(Saved entries)
----
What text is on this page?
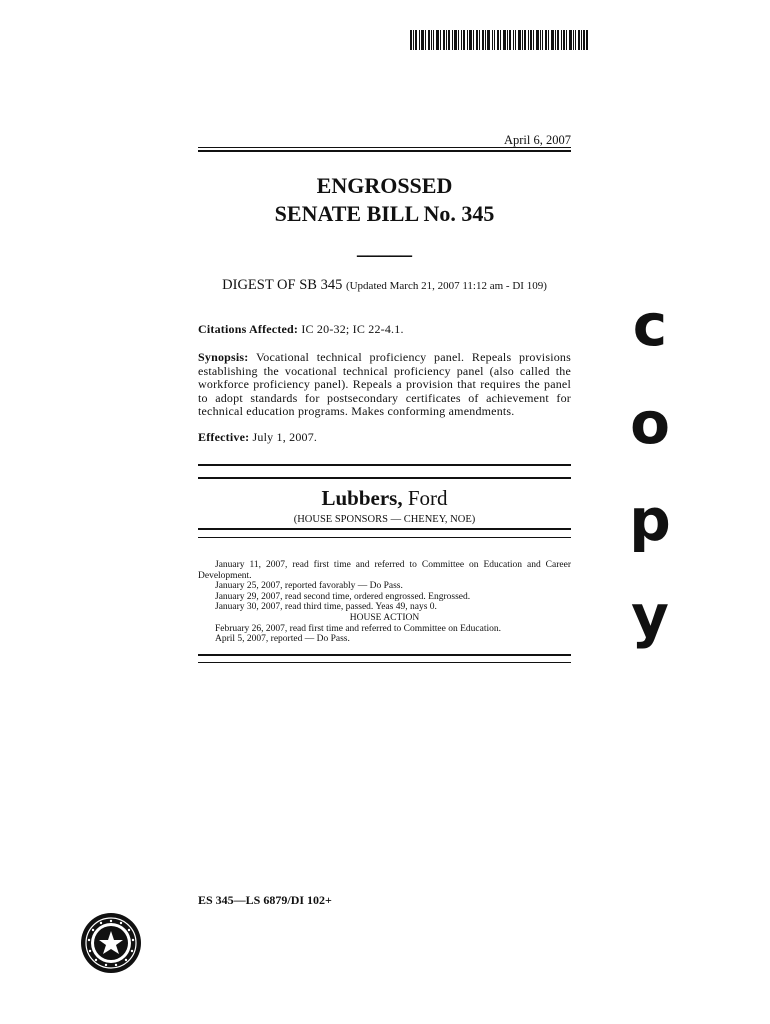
April 6, 2007
ENGROSSED
SENATE BILL No. 345
_____
DIGEST OF SB 345 (Updated March 21, 2007 11:12 am - DI 109)
Citations Affected: IC 20-32; IC 22-4.1.
Synopsis: Vocational technical proficiency panel. Repeals provisions establishing the vocational technical proficiency panel (also called the workforce proficiency panel). Repeals a provision that requires the panel to adopt standards for postsecondary certificates of achievement for technical education programs. Makes conforming amendments.
Effective: July 1, 2007.
Lubbers, Ford
(HOUSE SPONSORS — CHENEY, NOE)
January 11, 2007, read first time and referred to Committee on Education and Career Development.
January 25, 2007, reported favorably — Do Pass.
January 29, 2007, read second time, ordered engrossed. Engrossed.
January 30, 2007, read third time, passed. Yeas 49, nays 0.
HOUSE ACTION
February 26, 2007, read first time and referred to Committee on Education.
April 5, 2007, reported — Do Pass.
ES 345—LS 6879/DI 102+
c
o
p
y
----
> [WRITTEN REQUEST] Locate each line containing the string "reported" and show it.

> [RESULT OF THIS EXERCISE]
January 25, 2007, reported favorably — Do Pass.
April 5, 2007, reported — Do Pass.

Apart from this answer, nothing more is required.